*Exercise data:*
——

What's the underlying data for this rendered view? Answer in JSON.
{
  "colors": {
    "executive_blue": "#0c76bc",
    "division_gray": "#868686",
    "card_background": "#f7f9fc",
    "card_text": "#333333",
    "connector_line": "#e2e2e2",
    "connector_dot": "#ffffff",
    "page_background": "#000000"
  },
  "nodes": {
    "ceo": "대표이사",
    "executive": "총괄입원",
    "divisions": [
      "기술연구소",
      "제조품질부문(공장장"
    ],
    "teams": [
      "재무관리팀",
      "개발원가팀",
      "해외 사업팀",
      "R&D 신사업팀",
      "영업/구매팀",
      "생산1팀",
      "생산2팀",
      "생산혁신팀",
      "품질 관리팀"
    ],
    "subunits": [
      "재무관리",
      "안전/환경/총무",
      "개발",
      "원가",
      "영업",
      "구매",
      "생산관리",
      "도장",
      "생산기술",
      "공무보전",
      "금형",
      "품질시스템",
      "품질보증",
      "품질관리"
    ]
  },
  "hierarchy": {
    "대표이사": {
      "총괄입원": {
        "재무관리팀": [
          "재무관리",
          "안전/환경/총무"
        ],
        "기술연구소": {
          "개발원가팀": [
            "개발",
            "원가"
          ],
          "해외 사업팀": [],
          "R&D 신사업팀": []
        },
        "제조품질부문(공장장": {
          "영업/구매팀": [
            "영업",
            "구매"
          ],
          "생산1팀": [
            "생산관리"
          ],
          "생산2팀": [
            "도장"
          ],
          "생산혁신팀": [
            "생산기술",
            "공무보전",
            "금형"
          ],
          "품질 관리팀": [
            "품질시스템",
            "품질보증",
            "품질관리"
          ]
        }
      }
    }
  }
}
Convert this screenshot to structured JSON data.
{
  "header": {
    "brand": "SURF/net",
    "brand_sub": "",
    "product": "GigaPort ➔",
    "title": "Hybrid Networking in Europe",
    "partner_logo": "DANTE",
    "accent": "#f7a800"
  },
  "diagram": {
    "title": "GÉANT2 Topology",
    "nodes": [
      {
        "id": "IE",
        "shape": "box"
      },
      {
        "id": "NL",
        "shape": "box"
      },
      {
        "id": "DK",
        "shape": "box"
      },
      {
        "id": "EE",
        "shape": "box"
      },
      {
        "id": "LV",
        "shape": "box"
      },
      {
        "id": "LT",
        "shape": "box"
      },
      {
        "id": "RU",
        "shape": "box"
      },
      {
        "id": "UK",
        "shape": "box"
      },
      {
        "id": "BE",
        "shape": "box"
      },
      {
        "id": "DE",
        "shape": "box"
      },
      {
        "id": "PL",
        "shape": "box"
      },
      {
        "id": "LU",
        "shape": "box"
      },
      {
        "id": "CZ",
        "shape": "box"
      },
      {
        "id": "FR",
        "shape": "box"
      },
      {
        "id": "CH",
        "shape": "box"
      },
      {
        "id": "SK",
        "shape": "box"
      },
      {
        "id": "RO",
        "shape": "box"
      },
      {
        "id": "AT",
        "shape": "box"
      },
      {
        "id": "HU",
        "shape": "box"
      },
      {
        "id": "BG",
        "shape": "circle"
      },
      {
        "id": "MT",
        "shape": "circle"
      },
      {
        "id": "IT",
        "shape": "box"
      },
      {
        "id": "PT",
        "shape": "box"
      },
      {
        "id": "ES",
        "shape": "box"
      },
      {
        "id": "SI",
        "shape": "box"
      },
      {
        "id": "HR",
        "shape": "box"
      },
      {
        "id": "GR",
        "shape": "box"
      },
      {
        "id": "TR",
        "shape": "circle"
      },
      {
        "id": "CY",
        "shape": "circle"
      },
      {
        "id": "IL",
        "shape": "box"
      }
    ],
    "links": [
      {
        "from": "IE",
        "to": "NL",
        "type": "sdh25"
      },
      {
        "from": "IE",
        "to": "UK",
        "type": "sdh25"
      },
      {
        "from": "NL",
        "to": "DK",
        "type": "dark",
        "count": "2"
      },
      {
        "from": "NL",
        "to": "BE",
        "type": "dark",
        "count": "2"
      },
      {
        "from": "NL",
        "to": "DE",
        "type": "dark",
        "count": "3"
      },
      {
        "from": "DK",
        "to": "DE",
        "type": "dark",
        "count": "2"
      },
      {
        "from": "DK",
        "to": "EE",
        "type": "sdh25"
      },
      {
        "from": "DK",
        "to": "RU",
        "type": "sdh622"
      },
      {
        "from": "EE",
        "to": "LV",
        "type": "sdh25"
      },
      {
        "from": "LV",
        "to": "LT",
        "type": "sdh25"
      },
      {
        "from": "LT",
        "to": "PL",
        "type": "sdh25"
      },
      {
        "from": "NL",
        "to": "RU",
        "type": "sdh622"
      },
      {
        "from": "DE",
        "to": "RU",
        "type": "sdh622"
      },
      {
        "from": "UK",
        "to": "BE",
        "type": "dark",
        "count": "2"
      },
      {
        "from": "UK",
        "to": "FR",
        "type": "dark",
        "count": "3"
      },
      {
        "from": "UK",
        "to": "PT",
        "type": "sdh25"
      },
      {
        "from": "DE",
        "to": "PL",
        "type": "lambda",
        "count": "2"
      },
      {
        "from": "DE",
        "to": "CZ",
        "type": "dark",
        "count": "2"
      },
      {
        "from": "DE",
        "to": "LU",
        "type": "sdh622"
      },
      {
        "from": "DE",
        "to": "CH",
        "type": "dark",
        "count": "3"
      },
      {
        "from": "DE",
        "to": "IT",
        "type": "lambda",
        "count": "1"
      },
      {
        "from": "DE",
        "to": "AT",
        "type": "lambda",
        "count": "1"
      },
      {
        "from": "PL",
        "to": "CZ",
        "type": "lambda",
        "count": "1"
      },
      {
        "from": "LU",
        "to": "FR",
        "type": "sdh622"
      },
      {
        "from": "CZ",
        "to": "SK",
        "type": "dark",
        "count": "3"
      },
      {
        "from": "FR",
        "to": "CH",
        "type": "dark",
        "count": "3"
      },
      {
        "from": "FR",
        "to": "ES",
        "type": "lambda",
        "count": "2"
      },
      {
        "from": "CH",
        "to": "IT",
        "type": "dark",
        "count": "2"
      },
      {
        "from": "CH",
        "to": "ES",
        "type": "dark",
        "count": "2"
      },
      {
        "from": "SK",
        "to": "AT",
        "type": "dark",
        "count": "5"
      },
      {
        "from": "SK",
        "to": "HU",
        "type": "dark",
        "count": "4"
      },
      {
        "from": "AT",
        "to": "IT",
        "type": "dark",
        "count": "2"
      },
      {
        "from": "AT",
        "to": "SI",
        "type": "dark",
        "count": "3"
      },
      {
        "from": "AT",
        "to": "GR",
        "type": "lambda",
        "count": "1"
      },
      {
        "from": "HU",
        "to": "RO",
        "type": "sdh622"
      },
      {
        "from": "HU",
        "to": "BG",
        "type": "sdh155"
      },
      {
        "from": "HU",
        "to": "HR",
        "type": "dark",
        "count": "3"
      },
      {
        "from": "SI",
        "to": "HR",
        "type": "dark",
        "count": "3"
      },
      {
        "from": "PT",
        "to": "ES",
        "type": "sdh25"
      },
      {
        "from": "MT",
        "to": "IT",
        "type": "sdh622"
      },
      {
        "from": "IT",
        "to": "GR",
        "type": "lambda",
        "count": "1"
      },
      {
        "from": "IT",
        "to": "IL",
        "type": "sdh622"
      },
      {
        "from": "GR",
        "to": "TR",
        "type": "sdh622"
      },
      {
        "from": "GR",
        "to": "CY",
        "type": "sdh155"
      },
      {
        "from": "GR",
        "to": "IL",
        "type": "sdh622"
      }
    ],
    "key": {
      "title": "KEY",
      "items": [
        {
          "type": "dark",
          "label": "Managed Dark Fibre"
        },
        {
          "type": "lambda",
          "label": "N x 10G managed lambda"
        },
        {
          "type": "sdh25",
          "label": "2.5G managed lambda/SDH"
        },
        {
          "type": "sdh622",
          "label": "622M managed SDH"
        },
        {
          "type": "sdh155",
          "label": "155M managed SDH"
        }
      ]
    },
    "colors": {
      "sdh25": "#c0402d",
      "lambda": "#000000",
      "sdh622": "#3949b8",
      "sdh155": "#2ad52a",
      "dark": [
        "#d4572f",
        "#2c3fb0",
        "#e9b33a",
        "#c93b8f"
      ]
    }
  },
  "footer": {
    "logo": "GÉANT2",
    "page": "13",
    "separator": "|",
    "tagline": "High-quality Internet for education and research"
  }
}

——

*Direction:* Report how many lines in the data include the word "JSON", and give nothing but the count.

*Written reply:* 2